• What this task involves
Scan the data for "устье" and copy the lines it appears in.

Extracted data entries
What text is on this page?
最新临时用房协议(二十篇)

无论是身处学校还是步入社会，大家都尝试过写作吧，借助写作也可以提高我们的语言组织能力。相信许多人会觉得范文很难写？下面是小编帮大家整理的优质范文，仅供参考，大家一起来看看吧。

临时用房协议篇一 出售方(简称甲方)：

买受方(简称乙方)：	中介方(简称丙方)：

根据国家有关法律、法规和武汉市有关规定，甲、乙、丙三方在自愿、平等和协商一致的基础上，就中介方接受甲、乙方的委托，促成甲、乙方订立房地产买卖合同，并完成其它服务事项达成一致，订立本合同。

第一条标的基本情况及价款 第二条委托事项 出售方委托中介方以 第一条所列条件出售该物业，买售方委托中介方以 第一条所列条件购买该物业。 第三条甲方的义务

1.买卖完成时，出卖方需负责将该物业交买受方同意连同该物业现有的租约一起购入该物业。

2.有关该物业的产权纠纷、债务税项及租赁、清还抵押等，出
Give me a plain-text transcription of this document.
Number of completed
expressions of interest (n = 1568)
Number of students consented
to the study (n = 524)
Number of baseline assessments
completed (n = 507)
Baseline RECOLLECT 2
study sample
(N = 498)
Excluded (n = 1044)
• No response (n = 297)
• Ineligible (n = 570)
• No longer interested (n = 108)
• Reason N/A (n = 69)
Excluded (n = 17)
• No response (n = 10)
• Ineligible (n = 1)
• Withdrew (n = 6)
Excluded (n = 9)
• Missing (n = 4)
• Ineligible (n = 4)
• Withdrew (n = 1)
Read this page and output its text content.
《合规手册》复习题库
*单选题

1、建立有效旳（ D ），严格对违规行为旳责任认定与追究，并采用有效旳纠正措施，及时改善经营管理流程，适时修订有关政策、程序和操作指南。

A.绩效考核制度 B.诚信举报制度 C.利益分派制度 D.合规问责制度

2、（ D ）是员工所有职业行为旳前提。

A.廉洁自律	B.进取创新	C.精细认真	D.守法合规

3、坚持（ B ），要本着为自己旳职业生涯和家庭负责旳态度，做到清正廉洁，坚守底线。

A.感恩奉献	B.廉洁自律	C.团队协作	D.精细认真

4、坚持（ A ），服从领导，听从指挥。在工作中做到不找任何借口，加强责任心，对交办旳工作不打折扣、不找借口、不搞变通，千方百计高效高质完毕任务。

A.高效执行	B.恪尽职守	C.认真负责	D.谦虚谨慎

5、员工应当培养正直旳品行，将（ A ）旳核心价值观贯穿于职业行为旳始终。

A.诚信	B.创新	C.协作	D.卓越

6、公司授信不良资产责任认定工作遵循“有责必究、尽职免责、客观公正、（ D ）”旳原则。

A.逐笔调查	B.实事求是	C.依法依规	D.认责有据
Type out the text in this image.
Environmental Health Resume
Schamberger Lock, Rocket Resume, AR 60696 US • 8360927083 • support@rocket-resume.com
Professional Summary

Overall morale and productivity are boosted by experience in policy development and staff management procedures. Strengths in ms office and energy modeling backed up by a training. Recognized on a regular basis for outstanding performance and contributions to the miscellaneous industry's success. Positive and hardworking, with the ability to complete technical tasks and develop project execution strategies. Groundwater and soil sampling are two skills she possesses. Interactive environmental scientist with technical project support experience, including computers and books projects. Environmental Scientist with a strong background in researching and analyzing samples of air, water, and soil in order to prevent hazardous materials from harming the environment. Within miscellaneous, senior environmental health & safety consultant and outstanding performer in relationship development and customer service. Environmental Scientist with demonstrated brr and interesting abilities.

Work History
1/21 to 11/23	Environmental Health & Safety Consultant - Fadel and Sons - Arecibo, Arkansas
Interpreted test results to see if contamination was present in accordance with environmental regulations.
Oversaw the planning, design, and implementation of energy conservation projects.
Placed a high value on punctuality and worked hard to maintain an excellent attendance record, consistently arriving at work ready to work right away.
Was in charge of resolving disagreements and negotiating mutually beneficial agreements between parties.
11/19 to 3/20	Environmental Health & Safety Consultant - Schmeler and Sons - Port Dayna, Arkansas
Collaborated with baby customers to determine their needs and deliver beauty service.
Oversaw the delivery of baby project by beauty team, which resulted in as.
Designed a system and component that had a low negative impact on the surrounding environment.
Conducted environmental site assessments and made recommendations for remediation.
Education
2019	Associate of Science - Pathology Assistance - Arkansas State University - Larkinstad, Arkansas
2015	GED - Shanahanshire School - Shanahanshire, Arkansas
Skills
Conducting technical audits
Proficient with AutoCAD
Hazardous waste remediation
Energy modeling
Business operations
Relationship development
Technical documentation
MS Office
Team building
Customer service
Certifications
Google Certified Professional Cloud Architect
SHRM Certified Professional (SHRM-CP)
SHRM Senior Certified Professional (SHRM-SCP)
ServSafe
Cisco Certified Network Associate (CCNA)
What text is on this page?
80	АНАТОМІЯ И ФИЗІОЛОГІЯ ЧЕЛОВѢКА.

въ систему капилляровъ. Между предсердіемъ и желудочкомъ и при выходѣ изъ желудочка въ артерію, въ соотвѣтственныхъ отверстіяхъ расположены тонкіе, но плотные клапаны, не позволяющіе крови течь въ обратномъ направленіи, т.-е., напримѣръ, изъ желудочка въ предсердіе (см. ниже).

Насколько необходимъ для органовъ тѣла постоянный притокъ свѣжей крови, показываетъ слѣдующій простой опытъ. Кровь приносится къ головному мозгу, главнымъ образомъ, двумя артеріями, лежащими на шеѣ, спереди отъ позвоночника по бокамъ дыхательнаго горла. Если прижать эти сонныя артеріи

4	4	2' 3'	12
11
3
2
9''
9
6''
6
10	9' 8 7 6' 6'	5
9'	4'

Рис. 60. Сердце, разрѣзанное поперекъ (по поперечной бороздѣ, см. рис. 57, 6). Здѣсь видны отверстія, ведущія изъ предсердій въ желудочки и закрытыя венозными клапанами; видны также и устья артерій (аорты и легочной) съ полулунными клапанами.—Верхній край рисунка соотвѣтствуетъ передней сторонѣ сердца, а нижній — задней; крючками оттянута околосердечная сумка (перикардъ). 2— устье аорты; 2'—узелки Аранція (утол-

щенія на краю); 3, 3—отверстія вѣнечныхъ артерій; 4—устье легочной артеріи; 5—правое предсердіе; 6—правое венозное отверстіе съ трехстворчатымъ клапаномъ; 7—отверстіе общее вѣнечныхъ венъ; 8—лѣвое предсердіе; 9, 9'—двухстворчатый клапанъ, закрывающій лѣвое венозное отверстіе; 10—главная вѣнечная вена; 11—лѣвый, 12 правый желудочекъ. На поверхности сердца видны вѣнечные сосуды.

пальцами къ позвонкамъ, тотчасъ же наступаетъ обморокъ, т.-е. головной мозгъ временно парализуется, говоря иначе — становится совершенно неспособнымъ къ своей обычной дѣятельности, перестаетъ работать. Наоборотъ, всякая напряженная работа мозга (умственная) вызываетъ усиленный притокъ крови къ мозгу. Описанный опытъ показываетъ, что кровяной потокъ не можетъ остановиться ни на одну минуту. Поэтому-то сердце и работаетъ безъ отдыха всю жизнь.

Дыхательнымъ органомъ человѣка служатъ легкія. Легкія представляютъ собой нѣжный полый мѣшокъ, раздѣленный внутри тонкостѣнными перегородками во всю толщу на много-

• Response to this exercise
Рис. 60. Сердце, разрѣзанное поперекъ (по поперечной бороздѣ, см. рис. 57, 6). Здѣсь видны отверстія, ведущія изъ предсердій въ желудочки и закрытыя венозными клапанами; видны также и устья артерій (аорты и легочной) съ полулунными клапанами.—Верхній край рисунка соотвѣтствуетъ передней сторонѣ сердца, а нижній — задней; крючками оттянута околосердечная сумка (перикардъ). 2— устье аорты; 2'—узелки Аранція (утол-
щенія на краю); 3, 3—отверстія вѣнечныхъ артерій; 4—устье легочной артеріи; 5—правое предсердіе; 6—правое венозное отверстіе съ трехстворчатымъ клапаномъ; 7—отверстіе общее вѣнечныхъ венъ; 8—лѣвое предсердіе; 9, 9'—двухстворчатый клапанъ, закрывающій лѣвое венозное отверстіе; 10—главная вѣнечная вена; 11—лѣвый, 12 правый желудочекъ. На поверхности сердца видны вѣнечные сосуды.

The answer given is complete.